> **SHORT EXERCISE**
Copy the material that follows word for word and omit its pictures.

> **EXCERPTED DATA**
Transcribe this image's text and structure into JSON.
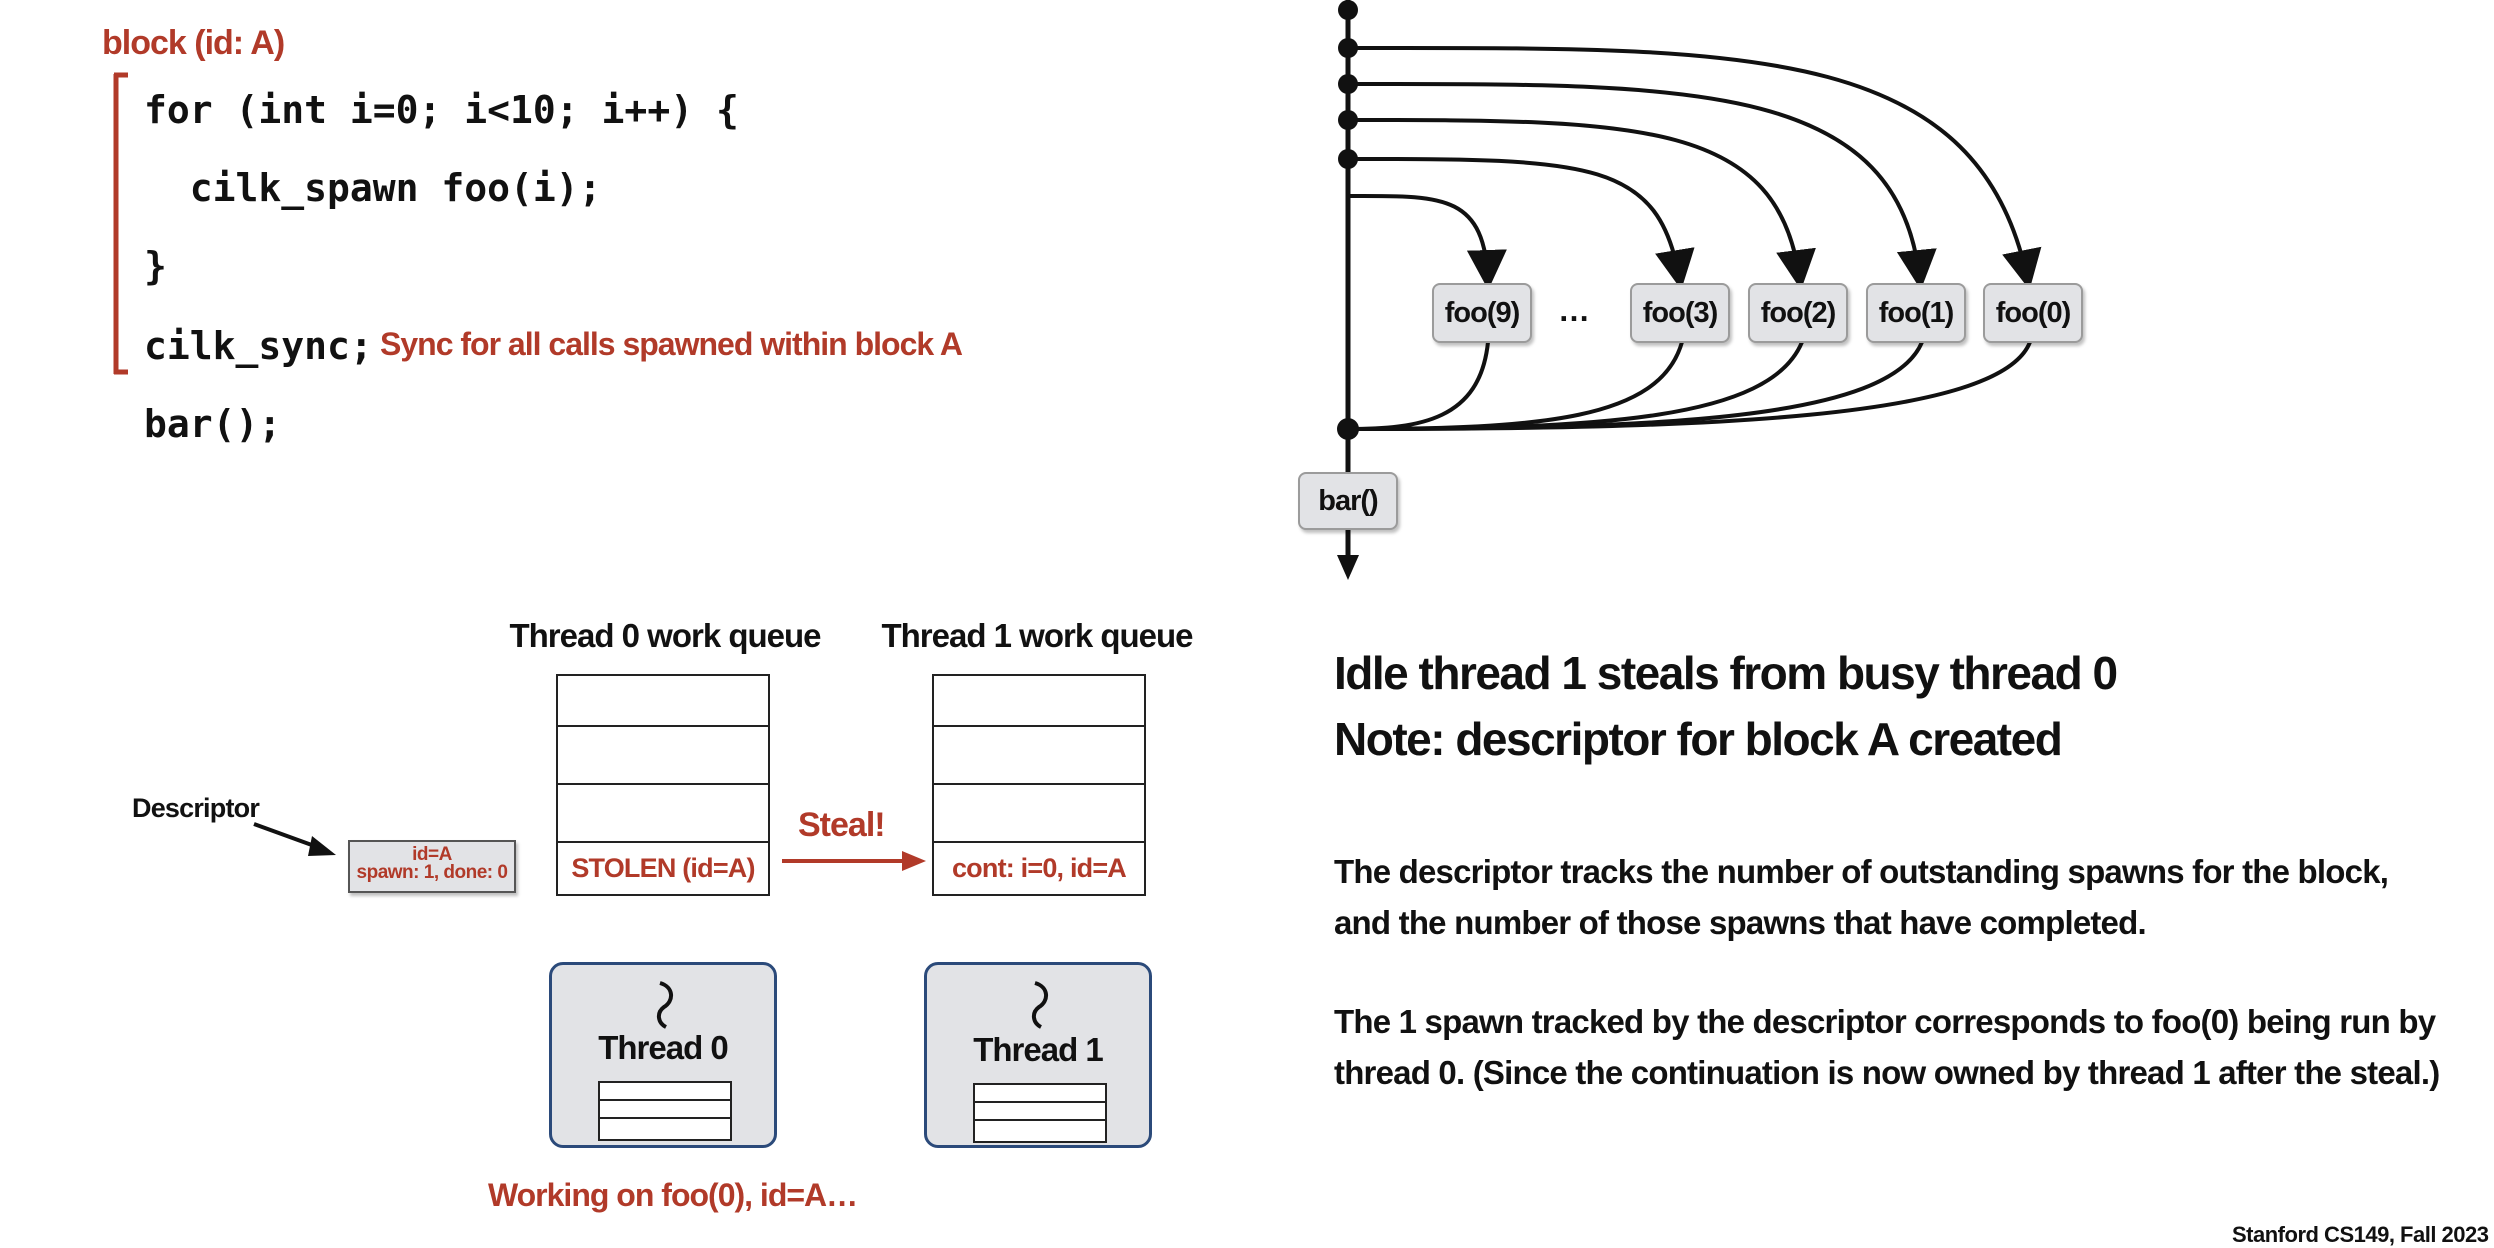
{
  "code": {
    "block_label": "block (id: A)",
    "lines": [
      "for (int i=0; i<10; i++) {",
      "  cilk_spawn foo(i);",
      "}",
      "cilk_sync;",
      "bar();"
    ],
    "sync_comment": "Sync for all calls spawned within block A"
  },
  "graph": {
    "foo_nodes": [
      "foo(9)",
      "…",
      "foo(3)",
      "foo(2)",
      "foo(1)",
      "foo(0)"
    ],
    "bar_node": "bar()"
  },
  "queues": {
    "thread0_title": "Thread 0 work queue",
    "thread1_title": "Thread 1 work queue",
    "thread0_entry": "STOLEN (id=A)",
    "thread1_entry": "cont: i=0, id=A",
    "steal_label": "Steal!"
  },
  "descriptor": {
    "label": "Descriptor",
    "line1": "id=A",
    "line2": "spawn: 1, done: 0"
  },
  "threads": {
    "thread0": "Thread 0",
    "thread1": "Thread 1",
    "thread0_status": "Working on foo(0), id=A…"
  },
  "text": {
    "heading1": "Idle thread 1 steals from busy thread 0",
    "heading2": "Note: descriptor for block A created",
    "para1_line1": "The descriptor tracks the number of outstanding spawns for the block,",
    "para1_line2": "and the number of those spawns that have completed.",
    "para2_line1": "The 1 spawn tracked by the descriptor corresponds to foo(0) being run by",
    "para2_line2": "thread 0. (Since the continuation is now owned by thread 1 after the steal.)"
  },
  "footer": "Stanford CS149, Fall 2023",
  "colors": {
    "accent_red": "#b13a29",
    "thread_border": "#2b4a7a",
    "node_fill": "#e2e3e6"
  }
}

> **THE ANSWER**
Transcribe this image's text and structure into JSON.
{
  "code": {
    "block_label": "block (id: A)",
    "lines": [
      "for (int i=0; i<10; i++) {",
      "  cilk_spawn foo(i);",
      "}",
      "cilk_sync;",
      "bar();"
    ],
    "sync_comment": "Sync for all calls spawned within block A"
  },
  "graph": {
    "foo_nodes": [
      "foo(9)",
      "…",
      "foo(3)",
      "foo(2)",
      "foo(1)",
      "foo(0)"
    ],
    "bar_node": "bar()"
  },
  "queues": {
    "thread0_title": "Thread 0 work queue",
    "thread1_title": "Thread 1 work queue",
    "thread0_entry": "STOLEN (id=A)",
    "thread1_entry": "cont: i=0, id=A",
    "steal_label": "Steal!"
  },
  "descriptor": {
    "label": "Descriptor",
    "line1": "id=A",
    "line2": "spawn: 1, done: 0"
  },
  "threads": {
    "thread0": "Thread 0",
    "thread1": "Thread 1",
    "thread0_status": "Working on foo(0), id=A…"
  },
  "text": {
    "heading1": "Idle thread 1 steals from busy thread 0",
    "heading2": "Note: descriptor for block A created",
    "para1_line1": "The descriptor tracks the number of outstanding spawns for the block,",
    "para1_line2": "and the number of those spawns that have completed.",
    "para2_line1": "The 1 spawn tracked by the descriptor corresponds to foo(0) being run by",
    "para2_line2": "thread 0. (Since the continuation is now owned by thread 1 after the steal.)"
  },
  "footer": "Stanford CS149, Fall 2023",
  "colors": {
    "accent_red": "#b13a29",
    "thread_border": "#2b4a7a",
    "node_fill": "#e2e3e6"
  }
}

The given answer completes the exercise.